*Goal*: Each line containing the word "text" should be found and copied.

*Dataset*:

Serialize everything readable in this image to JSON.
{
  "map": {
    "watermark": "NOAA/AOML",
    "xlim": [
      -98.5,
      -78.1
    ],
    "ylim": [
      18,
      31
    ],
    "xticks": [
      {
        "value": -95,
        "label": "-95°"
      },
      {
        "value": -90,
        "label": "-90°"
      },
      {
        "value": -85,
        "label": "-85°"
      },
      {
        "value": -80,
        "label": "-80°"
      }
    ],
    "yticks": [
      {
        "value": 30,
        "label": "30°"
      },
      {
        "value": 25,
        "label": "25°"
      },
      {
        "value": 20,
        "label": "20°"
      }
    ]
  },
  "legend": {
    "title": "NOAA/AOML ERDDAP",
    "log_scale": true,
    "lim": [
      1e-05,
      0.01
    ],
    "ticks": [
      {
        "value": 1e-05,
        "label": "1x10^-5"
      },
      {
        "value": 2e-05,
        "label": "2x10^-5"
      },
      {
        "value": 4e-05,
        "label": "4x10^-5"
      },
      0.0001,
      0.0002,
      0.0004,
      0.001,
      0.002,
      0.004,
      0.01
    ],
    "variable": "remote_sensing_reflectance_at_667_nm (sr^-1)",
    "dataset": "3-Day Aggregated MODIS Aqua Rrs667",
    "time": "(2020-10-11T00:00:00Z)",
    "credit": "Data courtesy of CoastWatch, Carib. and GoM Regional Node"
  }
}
--
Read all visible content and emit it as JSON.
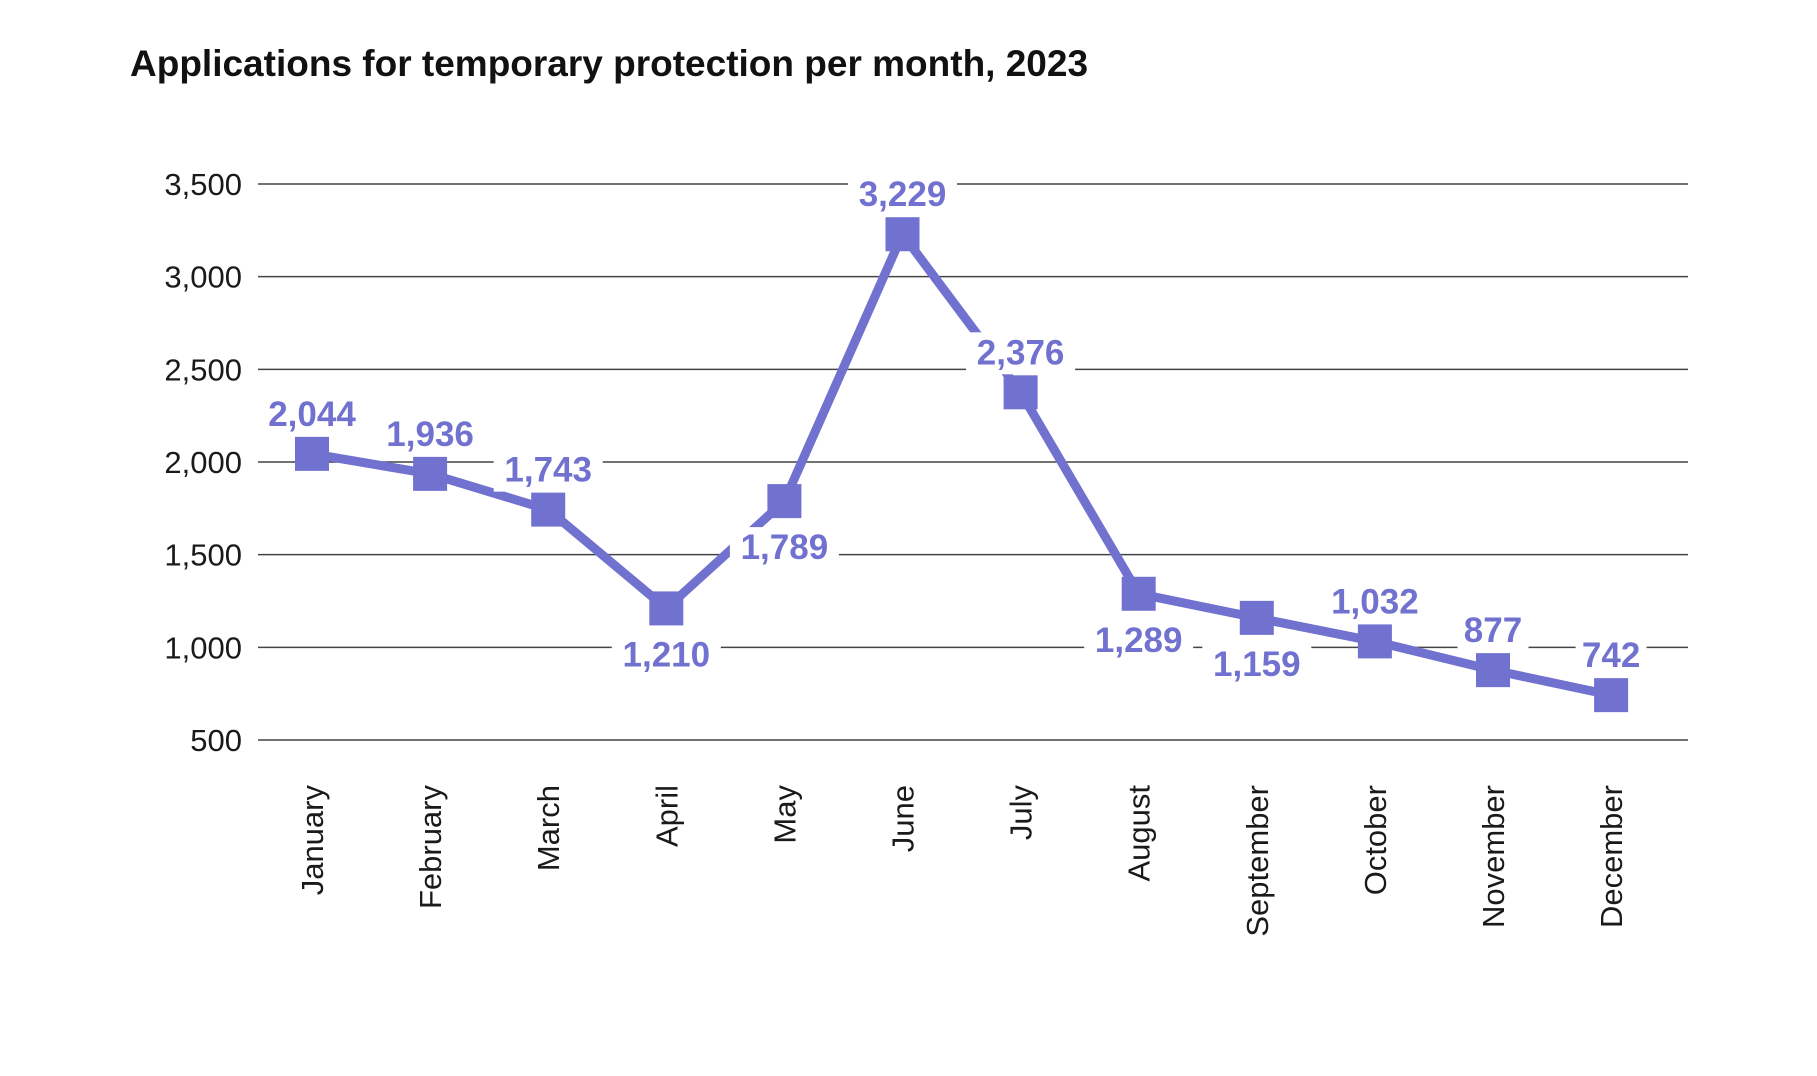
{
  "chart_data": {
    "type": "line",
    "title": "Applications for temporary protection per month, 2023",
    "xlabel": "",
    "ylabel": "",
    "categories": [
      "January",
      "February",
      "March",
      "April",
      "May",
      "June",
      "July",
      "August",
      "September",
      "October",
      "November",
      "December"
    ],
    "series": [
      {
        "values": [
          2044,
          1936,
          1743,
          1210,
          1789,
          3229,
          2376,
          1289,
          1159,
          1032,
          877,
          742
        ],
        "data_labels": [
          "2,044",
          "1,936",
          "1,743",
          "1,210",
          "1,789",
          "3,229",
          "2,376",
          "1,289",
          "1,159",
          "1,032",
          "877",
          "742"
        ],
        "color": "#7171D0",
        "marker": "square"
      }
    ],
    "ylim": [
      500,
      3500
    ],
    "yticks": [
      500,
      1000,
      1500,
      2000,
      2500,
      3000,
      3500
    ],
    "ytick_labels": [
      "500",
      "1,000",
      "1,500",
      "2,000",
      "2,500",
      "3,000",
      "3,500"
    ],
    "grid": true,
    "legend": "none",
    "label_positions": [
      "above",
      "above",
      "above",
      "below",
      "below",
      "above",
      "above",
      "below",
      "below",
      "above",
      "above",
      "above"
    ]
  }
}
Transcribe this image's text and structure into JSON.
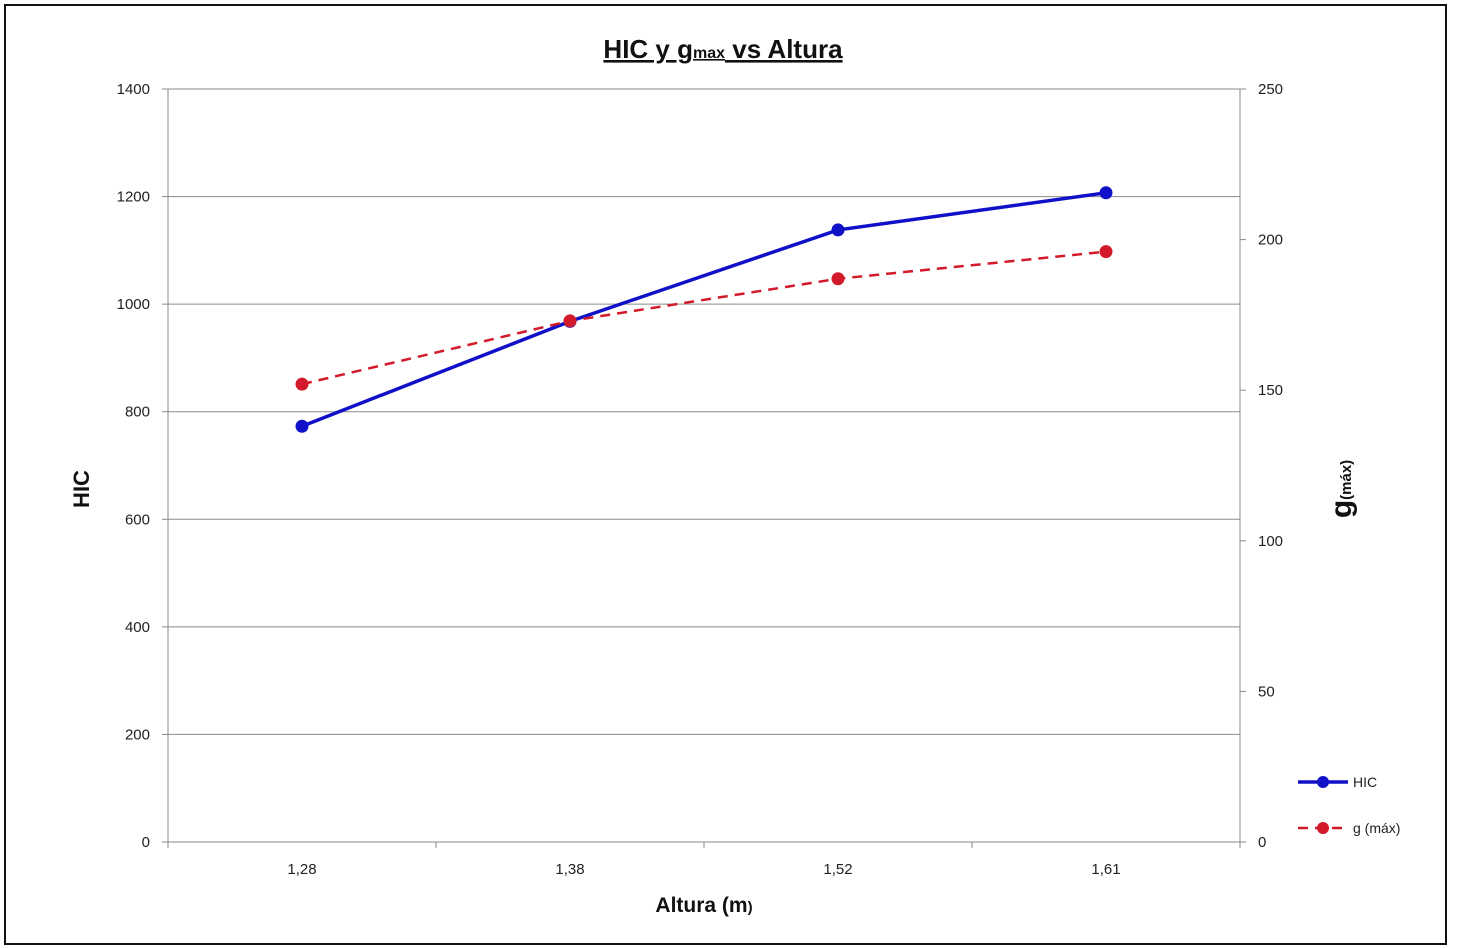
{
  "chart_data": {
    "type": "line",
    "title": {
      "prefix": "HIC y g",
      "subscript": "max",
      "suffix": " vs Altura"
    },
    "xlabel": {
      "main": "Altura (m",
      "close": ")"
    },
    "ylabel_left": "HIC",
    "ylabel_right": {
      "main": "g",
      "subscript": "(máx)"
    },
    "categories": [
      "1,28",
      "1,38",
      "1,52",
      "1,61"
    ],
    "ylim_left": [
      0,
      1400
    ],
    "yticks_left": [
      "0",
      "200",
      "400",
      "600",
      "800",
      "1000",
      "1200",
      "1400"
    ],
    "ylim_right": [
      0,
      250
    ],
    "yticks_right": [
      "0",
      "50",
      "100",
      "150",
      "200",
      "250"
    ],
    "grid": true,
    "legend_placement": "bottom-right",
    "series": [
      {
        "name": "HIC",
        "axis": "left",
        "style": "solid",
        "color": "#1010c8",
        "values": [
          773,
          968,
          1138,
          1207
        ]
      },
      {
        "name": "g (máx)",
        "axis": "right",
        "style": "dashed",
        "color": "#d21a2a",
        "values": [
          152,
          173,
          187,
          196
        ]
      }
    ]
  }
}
* * *
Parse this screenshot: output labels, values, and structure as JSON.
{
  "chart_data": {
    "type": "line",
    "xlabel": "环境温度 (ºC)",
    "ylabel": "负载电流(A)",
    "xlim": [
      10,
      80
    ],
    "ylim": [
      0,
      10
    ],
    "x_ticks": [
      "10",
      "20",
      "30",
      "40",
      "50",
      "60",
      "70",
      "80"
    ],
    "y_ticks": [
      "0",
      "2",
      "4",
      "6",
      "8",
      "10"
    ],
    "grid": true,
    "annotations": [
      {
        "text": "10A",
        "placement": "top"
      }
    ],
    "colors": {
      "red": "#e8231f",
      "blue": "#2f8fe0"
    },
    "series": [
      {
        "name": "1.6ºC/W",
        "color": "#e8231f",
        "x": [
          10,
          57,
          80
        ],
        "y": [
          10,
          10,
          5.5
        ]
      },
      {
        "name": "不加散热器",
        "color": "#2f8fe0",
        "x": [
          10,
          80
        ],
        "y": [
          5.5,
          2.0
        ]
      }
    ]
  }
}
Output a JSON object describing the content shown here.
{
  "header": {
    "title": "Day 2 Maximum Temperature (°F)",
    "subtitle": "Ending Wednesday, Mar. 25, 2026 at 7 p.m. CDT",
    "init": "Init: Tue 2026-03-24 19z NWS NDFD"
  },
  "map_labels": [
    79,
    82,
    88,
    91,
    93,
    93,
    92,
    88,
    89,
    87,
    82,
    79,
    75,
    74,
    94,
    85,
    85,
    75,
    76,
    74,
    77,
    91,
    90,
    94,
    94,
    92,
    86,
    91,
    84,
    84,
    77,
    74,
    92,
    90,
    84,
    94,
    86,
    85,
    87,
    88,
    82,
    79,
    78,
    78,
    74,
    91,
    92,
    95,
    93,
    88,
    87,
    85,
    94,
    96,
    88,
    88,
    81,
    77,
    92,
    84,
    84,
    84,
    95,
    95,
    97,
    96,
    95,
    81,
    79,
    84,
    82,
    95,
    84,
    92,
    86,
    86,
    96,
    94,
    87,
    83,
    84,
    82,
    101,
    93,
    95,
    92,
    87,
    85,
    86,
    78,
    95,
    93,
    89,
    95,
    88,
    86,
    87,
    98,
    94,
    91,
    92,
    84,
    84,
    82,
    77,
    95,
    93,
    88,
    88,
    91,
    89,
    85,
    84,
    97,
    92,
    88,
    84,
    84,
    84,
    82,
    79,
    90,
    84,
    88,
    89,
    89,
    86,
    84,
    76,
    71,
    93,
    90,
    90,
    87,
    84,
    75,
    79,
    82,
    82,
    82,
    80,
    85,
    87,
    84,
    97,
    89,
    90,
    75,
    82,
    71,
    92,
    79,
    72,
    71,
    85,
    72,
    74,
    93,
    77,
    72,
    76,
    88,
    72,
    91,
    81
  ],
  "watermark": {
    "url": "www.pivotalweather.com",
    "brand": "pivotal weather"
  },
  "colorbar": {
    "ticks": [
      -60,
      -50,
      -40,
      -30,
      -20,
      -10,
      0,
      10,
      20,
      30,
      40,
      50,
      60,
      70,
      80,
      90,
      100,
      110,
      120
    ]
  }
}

*Output*:
Transcribe this image's text and structure into JSON.
        "text": "10A",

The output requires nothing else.